Reproduce verbatim the stretch of entries from the very first line through the line containing "447, 544, 459]", including both of those lines.
►
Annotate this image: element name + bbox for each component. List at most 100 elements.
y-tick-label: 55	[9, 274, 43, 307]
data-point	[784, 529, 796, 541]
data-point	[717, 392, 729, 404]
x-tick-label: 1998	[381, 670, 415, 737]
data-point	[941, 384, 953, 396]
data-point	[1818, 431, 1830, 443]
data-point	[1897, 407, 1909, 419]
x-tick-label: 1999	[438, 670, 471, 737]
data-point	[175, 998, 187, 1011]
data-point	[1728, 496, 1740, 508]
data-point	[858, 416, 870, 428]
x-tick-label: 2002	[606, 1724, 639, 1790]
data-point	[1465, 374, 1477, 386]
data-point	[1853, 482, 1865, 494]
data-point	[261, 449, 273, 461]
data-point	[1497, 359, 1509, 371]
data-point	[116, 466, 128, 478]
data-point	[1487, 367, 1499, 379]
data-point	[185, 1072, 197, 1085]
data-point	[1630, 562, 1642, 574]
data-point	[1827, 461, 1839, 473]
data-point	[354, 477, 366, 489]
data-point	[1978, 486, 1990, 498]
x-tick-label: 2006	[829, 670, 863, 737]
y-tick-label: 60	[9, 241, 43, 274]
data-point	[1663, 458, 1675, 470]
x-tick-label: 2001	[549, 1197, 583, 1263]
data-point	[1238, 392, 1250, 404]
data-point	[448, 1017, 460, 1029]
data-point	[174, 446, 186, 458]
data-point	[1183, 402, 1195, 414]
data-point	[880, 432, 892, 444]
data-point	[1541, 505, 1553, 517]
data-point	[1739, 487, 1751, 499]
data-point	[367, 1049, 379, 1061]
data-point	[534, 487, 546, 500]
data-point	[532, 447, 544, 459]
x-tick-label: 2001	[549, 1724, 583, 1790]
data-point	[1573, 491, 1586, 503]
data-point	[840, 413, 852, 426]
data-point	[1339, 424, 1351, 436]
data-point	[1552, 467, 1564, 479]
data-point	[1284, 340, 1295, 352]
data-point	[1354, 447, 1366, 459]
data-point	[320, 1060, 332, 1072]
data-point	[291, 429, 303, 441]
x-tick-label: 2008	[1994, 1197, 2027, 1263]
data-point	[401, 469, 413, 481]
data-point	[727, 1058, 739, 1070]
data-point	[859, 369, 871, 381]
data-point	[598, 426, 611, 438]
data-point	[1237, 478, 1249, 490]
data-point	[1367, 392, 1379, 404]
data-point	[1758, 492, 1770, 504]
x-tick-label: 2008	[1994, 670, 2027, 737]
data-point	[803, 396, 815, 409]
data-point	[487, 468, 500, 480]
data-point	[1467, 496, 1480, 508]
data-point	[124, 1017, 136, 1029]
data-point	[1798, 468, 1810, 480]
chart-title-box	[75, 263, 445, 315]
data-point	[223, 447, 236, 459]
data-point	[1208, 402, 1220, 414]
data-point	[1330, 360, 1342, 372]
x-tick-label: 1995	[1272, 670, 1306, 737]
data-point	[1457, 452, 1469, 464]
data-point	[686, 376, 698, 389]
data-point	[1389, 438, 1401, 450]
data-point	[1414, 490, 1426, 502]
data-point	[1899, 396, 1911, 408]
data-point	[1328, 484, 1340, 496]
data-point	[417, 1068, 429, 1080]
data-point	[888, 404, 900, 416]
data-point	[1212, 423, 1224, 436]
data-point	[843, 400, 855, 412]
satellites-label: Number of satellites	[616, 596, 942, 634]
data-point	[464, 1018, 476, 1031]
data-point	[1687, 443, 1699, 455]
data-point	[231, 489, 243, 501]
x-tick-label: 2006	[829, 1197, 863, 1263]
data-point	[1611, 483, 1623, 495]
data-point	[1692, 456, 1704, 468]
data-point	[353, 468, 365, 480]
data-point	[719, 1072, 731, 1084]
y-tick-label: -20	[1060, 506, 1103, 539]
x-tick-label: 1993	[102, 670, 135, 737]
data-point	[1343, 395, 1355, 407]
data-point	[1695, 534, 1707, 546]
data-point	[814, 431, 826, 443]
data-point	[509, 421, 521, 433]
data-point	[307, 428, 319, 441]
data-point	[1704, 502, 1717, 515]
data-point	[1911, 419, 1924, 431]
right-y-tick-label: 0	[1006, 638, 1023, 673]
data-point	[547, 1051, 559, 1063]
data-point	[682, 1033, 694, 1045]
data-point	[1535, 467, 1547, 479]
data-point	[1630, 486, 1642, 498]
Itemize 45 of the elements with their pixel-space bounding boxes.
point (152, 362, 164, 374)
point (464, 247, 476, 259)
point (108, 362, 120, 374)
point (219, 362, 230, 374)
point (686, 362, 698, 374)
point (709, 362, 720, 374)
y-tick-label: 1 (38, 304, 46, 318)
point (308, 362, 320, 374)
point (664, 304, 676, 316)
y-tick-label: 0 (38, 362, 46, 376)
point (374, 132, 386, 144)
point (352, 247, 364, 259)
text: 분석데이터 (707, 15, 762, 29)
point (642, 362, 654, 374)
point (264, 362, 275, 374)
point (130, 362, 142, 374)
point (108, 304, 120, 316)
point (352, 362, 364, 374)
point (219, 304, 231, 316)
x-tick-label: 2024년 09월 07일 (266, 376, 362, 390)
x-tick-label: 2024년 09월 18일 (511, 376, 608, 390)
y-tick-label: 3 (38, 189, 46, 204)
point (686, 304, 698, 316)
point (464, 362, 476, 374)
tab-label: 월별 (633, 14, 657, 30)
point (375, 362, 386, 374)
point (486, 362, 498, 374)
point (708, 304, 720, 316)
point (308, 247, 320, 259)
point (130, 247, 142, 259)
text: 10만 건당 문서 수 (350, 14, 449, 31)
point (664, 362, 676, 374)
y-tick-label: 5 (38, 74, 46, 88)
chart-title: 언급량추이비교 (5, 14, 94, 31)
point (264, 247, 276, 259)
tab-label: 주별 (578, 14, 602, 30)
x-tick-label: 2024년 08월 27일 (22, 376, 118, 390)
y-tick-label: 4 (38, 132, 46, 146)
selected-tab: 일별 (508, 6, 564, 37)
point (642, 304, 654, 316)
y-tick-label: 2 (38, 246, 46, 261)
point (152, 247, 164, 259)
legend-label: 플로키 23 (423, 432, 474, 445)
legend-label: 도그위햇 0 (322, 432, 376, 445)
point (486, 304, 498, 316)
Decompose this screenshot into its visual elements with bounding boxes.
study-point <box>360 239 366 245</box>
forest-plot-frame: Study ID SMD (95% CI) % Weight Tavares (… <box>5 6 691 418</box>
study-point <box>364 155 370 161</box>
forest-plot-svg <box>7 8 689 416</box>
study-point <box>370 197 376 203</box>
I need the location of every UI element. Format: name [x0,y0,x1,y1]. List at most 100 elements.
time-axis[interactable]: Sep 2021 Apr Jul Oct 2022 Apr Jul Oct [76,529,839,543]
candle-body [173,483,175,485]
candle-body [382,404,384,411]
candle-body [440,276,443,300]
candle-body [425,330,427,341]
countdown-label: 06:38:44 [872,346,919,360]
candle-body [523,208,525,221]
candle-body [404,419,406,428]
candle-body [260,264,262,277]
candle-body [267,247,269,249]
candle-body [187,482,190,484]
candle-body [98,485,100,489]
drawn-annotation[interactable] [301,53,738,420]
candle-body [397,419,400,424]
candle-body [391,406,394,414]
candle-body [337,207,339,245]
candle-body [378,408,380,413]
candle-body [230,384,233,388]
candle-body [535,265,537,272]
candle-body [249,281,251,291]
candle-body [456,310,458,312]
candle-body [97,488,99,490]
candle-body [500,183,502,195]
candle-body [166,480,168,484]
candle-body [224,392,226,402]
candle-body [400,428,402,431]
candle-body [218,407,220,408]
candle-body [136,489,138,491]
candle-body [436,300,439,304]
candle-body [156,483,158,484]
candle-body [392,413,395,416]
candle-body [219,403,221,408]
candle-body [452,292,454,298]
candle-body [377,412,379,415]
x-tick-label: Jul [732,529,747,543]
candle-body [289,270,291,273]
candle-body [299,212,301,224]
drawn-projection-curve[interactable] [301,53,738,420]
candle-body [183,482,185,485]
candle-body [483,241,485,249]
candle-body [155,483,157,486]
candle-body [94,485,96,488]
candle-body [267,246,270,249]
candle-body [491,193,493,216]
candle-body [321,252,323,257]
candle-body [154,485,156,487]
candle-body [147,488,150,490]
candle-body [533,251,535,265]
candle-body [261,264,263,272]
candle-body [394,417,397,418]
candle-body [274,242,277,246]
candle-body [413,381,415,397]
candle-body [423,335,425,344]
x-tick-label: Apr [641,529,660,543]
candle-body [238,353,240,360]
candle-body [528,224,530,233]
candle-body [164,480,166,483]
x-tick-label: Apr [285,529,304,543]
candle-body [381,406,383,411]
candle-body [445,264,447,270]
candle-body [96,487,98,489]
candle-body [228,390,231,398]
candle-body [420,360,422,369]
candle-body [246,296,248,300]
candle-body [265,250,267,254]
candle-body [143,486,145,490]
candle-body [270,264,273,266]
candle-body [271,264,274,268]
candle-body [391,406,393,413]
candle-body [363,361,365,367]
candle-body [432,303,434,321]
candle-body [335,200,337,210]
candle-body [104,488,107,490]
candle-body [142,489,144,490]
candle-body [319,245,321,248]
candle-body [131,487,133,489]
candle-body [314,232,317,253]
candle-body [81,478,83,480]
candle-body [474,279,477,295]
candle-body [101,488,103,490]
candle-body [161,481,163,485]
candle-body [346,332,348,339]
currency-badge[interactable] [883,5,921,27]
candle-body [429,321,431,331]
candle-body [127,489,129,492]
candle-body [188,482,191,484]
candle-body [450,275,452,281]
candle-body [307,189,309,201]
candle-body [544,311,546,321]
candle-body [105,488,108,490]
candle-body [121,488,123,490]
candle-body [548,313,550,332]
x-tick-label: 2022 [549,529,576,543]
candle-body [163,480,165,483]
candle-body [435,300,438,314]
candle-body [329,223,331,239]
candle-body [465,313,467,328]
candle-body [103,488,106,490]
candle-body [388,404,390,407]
◄
The reply »
Annotate this image: element name + bbox for each component. List at most 100 elements.
y-tick-label: 55	[9, 274, 43, 307]
data-point	[784, 529, 796, 541]
data-point	[717, 392, 729, 404]
x-tick-label: 1998	[381, 670, 415, 737]
data-point	[941, 384, 953, 396]
data-point	[1818, 431, 1830, 443]
data-point	[1897, 407, 1909, 419]
x-tick-label: 1999	[438, 670, 471, 737]
data-point	[175, 998, 187, 1011]
data-point	[1728, 496, 1740, 508]
data-point	[858, 416, 870, 428]
x-tick-label: 2002	[606, 1724, 639, 1790]
data-point	[1465, 374, 1477, 386]
data-point	[1853, 482, 1865, 494]
data-point	[261, 449, 273, 461]
data-point	[1497, 359, 1509, 371]
data-point	[116, 466, 128, 478]
data-point	[1487, 367, 1499, 379]
data-point	[185, 1072, 197, 1085]
data-point	[1630, 562, 1642, 574]
data-point	[1827, 461, 1839, 473]
data-point	[354, 477, 366, 489]
data-point	[1978, 486, 1990, 498]
x-tick-label: 2006	[829, 670, 863, 737]
y-tick-label: 60	[9, 241, 43, 274]
data-point	[1663, 458, 1675, 470]
x-tick-label: 2001	[549, 1197, 583, 1263]
data-point	[1238, 392, 1250, 404]
data-point	[448, 1017, 460, 1029]
data-point	[174, 446, 186, 458]
data-point	[1183, 402, 1195, 414]
data-point	[880, 432, 892, 444]
data-point	[1541, 505, 1553, 517]
data-point	[1739, 487, 1751, 499]
data-point	[367, 1049, 379, 1061]
data-point	[534, 487, 546, 500]
data-point	[532, 447, 544, 459]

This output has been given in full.